> REQUIREMENTS: Write the material out again in full, word for word. Do not include the pictures.

> EXCERPTED DATA:
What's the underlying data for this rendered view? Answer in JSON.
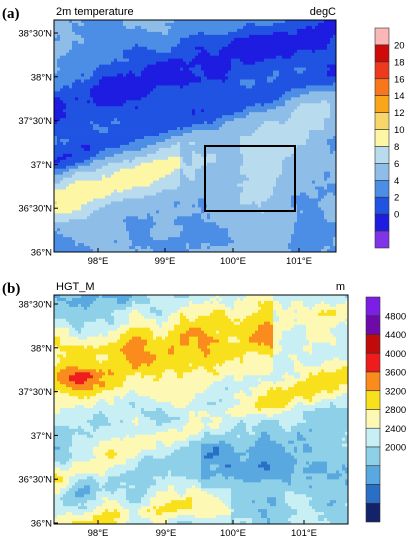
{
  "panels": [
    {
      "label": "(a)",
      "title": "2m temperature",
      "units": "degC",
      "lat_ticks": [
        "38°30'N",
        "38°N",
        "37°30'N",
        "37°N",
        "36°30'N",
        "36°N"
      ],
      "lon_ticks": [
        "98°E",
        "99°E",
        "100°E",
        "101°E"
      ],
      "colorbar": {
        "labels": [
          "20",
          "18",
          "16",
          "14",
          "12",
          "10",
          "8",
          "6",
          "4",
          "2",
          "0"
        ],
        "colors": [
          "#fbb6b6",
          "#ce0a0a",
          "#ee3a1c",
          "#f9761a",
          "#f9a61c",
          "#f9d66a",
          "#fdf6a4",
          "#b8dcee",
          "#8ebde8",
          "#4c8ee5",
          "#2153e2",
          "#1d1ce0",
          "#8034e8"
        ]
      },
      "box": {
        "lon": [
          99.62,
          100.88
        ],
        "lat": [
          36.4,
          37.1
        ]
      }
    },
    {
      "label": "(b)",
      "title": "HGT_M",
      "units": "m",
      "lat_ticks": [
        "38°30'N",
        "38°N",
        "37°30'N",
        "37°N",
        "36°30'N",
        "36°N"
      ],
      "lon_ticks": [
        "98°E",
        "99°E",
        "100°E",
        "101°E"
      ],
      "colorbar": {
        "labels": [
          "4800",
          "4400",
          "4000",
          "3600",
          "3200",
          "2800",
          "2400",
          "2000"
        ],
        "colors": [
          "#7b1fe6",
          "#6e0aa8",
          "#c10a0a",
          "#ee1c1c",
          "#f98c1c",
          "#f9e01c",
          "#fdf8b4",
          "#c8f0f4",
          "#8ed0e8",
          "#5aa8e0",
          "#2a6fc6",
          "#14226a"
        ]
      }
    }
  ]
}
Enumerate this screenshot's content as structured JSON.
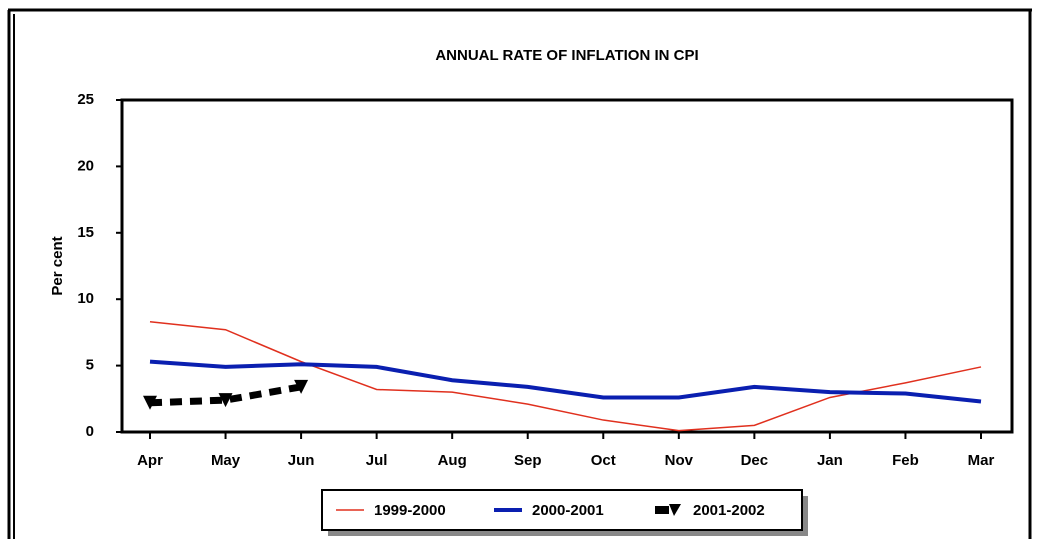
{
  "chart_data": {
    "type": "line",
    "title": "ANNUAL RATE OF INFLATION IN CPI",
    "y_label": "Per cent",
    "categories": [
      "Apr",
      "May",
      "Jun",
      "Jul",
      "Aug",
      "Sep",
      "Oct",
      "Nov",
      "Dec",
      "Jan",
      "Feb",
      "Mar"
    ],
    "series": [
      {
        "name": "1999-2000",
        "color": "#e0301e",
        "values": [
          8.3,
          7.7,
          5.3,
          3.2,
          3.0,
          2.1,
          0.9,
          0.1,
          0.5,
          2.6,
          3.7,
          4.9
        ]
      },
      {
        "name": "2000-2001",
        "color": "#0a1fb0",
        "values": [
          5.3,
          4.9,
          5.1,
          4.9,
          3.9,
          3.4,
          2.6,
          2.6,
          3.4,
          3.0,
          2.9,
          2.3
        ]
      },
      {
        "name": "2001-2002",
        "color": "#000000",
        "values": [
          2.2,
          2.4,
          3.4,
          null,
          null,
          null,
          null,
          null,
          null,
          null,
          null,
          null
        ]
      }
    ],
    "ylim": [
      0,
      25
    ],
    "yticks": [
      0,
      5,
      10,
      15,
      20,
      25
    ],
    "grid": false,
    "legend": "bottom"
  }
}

> COMPLETE OUTPUT:
What's the underlying data for this rendered view? Answer in JSON.
{
  "panels": [
    {
      "label": "(a)",
      "title": "2m temperature",
      "units": "degC",
      "lat_ticks": [
        "38°30'N",
        "38°N",
        "37°30'N",
        "37°N",
        "36°30'N",
        "36°N"
      ],
      "lon_ticks": [
        "98°E",
        "99°E",
        "100°E",
        "101°E"
      ],
      "colorbar": {
        "labels": [
          "20",
          "18",
          "16",
          "14",
          "12",
          "10",
          "8",
          "6",
          "4",
          "2",
          "0"
        ],
        "colors": [
          "#fbb6b6",
          "#ce0a0a",
          "#ee3a1c",
          "#f9761a",
          "#f9a61c",
          "#f9d66a",
          "#fdf6a4",
          "#b8dcee",
          "#8ebde8",
          "#4c8ee5",
          "#2153e2",
          "#1d1ce0",
          "#8034e8"
        ]
      },
      "box": {
        "lon": [
          99.62,
          100.88
        ],
        "lat": [
          36.4,
          37.1
        ]
      }
    },
    {
      "label": "(b)",
      "title": "HGT_M",
      "units": "m",
      "lat_ticks": [
        "38°30'N",
        "38°N",
        "37°30'N",
        "37°N",
        "36°30'N",
        "36°N"
      ],
      "lon_ticks": [
        "98°E",
        "99°E",
        "100°E",
        "101°E"
      ],
      "colorbar": {
        "labels": [
          "4800",
          "4400",
          "4000",
          "3600",
          "3200",
          "2800",
          "2400",
          "2000"
        ],
        "colors": [
          "#7b1fe6",
          "#6e0aa8",
          "#c10a0a",
          "#ee1c1c",
          "#f98c1c",
          "#f9e01c",
          "#fdf8b4",
          "#c8f0f4",
          "#8ed0e8",
          "#5aa8e0",
          "#2a6fc6",
          "#14226a"
        ]
      }
    }
  ]
}
Enumerate this screenshot's content as structured JSON.
{
  "chart_data": {
    "type": "line",
    "title": "ANNUAL RATE OF INFLATION IN CPI",
    "y_label": "Per cent",
    "categories": [
      "Apr",
      "May",
      "Jun",
      "Jul",
      "Aug",
      "Sep",
      "Oct",
      "Nov",
      "Dec",
      "Jan",
      "Feb",
      "Mar"
    ],
    "series": [
      {
        "name": "1999-2000",
        "color": "#e0301e",
        "values": [
          8.3,
          7.7,
          5.3,
          3.2,
          3.0,
          2.1,
          0.9,
          0.1,
          0.5,
          2.6,
          3.7,
          4.9
        ]
      },
      {
        "name": "2000-2001",
        "color": "#0a1fb0",
        "values": [
          5.3,
          4.9,
          5.1,
          4.9,
          3.9,
          3.4,
          2.6,
          2.6,
          3.4,
          3.0,
          2.9,
          2.3
        ]
      },
      {
        "name": "2001-2002",
        "color": "#000000",
        "values": [
          2.2,
          2.4,
          3.4,
          null,
          null,
          null,
          null,
          null,
          null,
          null,
          null,
          null
        ]
      }
    ],
    "ylim": [
      0,
      25
    ],
    "yticks": [
      0,
      5,
      10,
      15,
      20,
      25
    ],
    "grid": false,
    "legend": "bottom"
  }
}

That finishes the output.